"""

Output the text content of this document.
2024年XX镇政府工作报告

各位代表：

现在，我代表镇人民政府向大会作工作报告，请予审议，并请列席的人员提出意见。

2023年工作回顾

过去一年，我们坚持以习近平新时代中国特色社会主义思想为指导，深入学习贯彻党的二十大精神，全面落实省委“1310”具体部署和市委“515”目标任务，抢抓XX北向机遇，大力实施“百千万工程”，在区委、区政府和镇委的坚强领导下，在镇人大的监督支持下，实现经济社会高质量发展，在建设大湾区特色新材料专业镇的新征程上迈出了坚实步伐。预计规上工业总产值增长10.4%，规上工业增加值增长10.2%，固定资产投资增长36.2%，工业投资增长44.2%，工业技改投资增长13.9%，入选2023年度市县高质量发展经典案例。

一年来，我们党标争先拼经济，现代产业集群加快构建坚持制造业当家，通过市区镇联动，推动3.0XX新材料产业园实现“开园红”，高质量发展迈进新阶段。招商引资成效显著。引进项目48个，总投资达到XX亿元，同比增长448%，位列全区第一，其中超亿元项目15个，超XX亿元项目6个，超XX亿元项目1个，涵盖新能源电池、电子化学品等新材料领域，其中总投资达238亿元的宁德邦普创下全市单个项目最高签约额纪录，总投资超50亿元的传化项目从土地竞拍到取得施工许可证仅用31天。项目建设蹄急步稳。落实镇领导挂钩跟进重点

"""

Problem to solve - Copy out each record from above, exactly.

Task answer -
Output the text content of this document.
2024年XX镇政府工作报告

各位代表：

现在，我代表镇人民政府向大会作工作报告，请予审议，并请列席的人员提出意见。

2023年工作回顾

过去一年，我们坚持以习近平新时代中国特色社会主义思想为指导，深入学习贯彻党的二十大精神，全面落实省委“1310”具体部署和市委“515”目标任务，抢抓XX北向机遇，大力实施“百千万工程”，在区委、区政府和镇委的坚强领导下，在镇人大的监督支持下，实现经济社会高质量发展，在建设大湾区特色新材料专业镇的新征程上迈出了坚实步伐。预计规上工业总产值增长10.4%，规上工业增加值增长10.2%，固定资产投资增长36.2%，工业投资增长44.2%，工业技改投资增长13.9%，入选2023年度市县高质量发展经典案例。

一年来，我们党标争先拼经济，现代产业集群加快构建坚持制造业当家，通过市区镇联动，推动3.0XX新材料产业园实现“开园红”，高质量发展迈进新阶段。招商引资成效显著。引进项目48个，总投资达到XX亿元，同比增长448%，位列全区第一，其中超亿元项目15个，超XX亿元项目6个，超XX亿元项目1个，涵盖新能源电池、电子化学品等新材料领域，其中总投资达238亿元的宁德邦普创下全市单个项目最高签约额纪录，总投资超50亿元的传化项目从土地竞拍到取得施工许可证仅用31天。项目建设蹄急步稳。落实镇领导挂钩跟进重点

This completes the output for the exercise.